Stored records
■ ■ ■

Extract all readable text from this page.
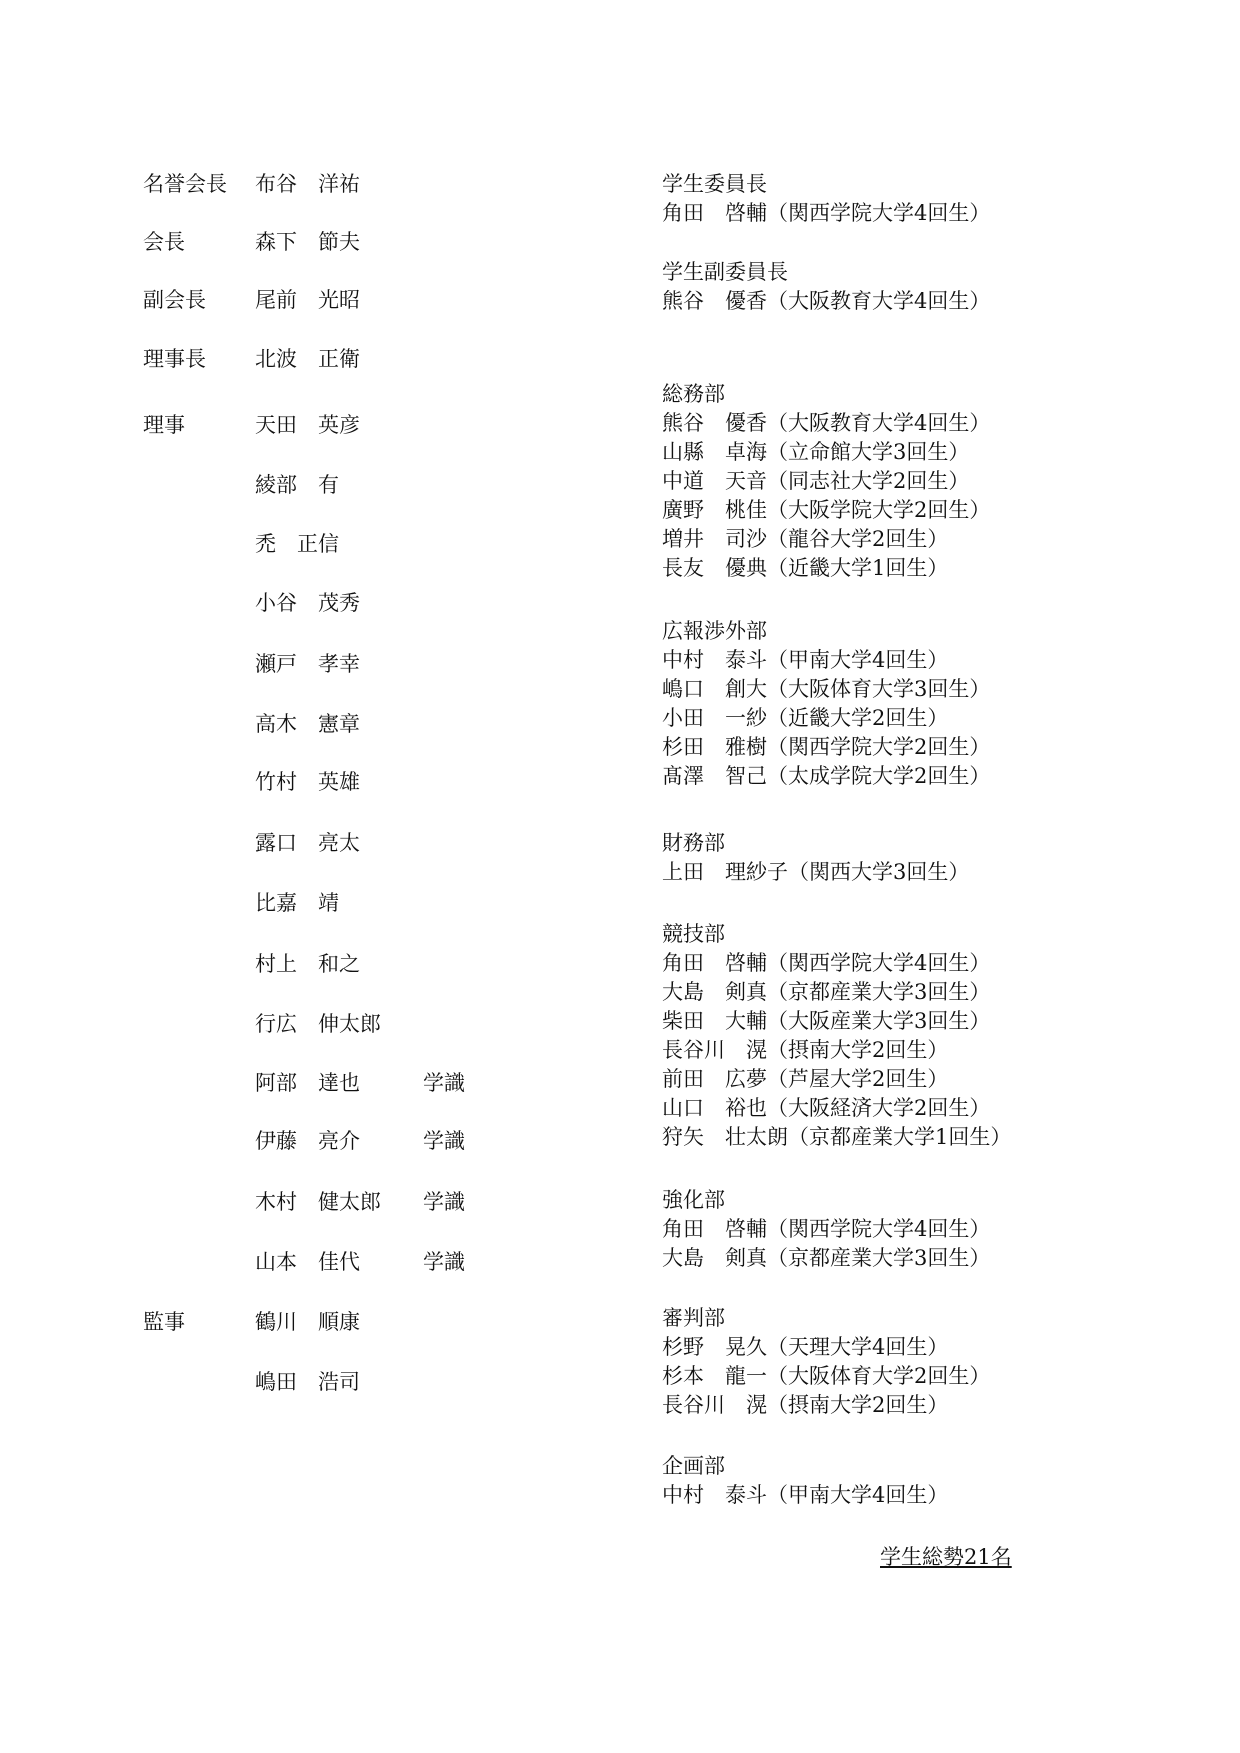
名誉会長 布谷　洋祐
会長	森下　節夫
副会長 尾前　光昭
理事長 北波　正衛
理事	天田　英彦
綾部　有
禿　正信
小谷　茂秀
瀬戸　孝幸
高木　憲章
竹村　英雄
露口　亮太
比嘉　靖
村上　和之
行広　伸太郎
阿部　達也	学識
伊藤　亮介	学識
木村　健太郎 学識
山本　佳代	学識
監事	鶴川　順康
嶋田　浩司
学生委員長
角田　啓輔（関西学院大学4回生）
学生副委員長
熊谷　優香（大阪教育大学4回生）
総務部
熊谷　優香（大阪教育大学4回生）
山縣　卓海（立命館大学3回生）
中道　天音（同志社大学2回生）
廣野　桃佳（大阪学院大学2回生）
増井　司沙（龍谷大学2回生）
長友　優典（近畿大学1回生）
広報渉外部
中村　泰斗（甲南大学4回生）
嶋口　創大（大阪体育大学3回生）
小田　一紗（近畿大学2回生）
杉田　雅樹（関西学院大学2回生）
髙澤　智己（太成学院大学2回生）
財務部
上田　理紗子（関西大学3回生）
競技部
角田　啓輔（関西学院大学4回生）
大島　剣真（京都産業大学3回生）
柴田　大輔（大阪産業大学3回生）
長谷川　滉（摂南大学2回生）
前田　広夢（芦屋大学2回生）
山口　裕也（大阪経済大学2回生）
狩矢　壮太朗（京都産業大学1回生）
強化部
角田　啓輔（関西学院大学4回生）
大島　剣真（京都産業大学3回生）
審判部
杉野　晃久（天理大学4回生）
杉本　龍一（大阪体育大学2回生）
長谷川　滉（摂南大学2回生）
企画部
中村　泰斗（甲南大学4回生）
学生総勢21名
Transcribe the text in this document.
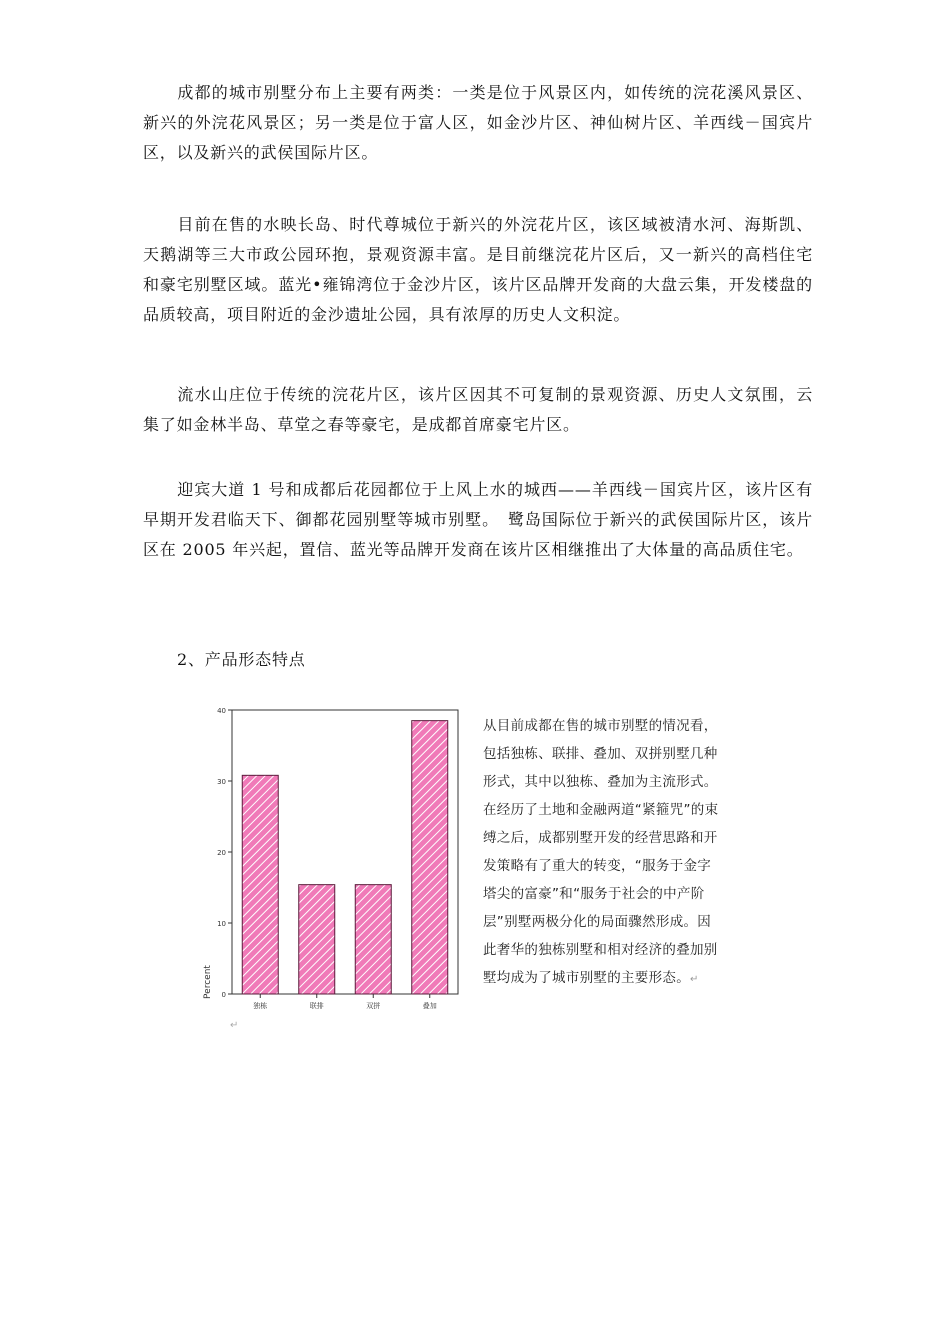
成都的城市别墅分布上主要有两类：一类是位于风景区内，如传统的浣花溪风景区、新兴的外浣花风景区；另一类是位于富人区，如金沙片区、神仙树片区、羊西线－国宾片区，以及新兴的武侯国际片区。

目前在售的水映长岛、时代尊城位于新兴的外浣花片区，该区域被清水河、海斯凯、天鹅湖等三大市政公园环抱，景观资源丰富。是目前继浣花片区后，又一新兴的高档住宅和豪宅别墅区域。蓝光•雍锦湾位于金沙片区，该片区品牌开发商的大盘云集，开发楼盘的品质较高，项目附近的金沙遗址公园，具有浓厚的历史人文积淀。

流水山庄位于传统的浣花片区，该片区因其不可复制的景观资源、历史人文氛围，云集了如金林半岛、草堂之春等豪宅，是成都首席豪宅片区。

迎宾大道 1 号和成都后花园都位于上风上水的城西——羊西线－国宾片区，该片区有早期开发君临天下、御都花园别墅等城市别墅。　鹭岛国际位于新兴的武侯国际片区，该片区在 2005 年兴起，置信、蓝光等品牌开发商在该片区相继推出了大体量的高品质住宅。

2、产品形态特点
0
10
20
30
40
Percent
独栋	联排	双拼	叠加
↵
从目前成都在售的城市别墅的情况看，包括独栋、联排、叠加、双拼别墅几种形式，其中以独栋、叠加为主流形式。在经历了土地和金融两道“紧箍咒”的束缚之后，成都别墅开发的经营思路和开发策略有了重大的转变，“服务于金字塔尖的富豪”和“服务于社会的中产阶层”别墅两极分化的局面骤然形成。因此奢华的独栋别墅和相对经济的叠加别墅均成为了城市别墅的主要形态。↵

■ ■ ■

**Description of the task**
Select from the material above each line in which the string "国宾片区" appears, and list those lines.

**Response to the exercise**
成都的城市别墅分布上主要有两类：一类是位于风景区内，如传统的浣花溪风景区、新兴的外浣花风景区；另一类是位于富人区，如金沙片区、神仙树片区、羊西线－国宾片区，以及新兴的武侯国际片区。
迎宾大道 1 号和成都后花园都位于上风上水的城西——羊西线－国宾片区，该片区有早期开发君临天下、御都花园别墅等城市别墅。　鹭岛国际位于新兴的武侯国际片区，该片区在 2005 年兴起，置信、蓝光等品牌开发商在该片区相继推出了大体量的高品质住宅。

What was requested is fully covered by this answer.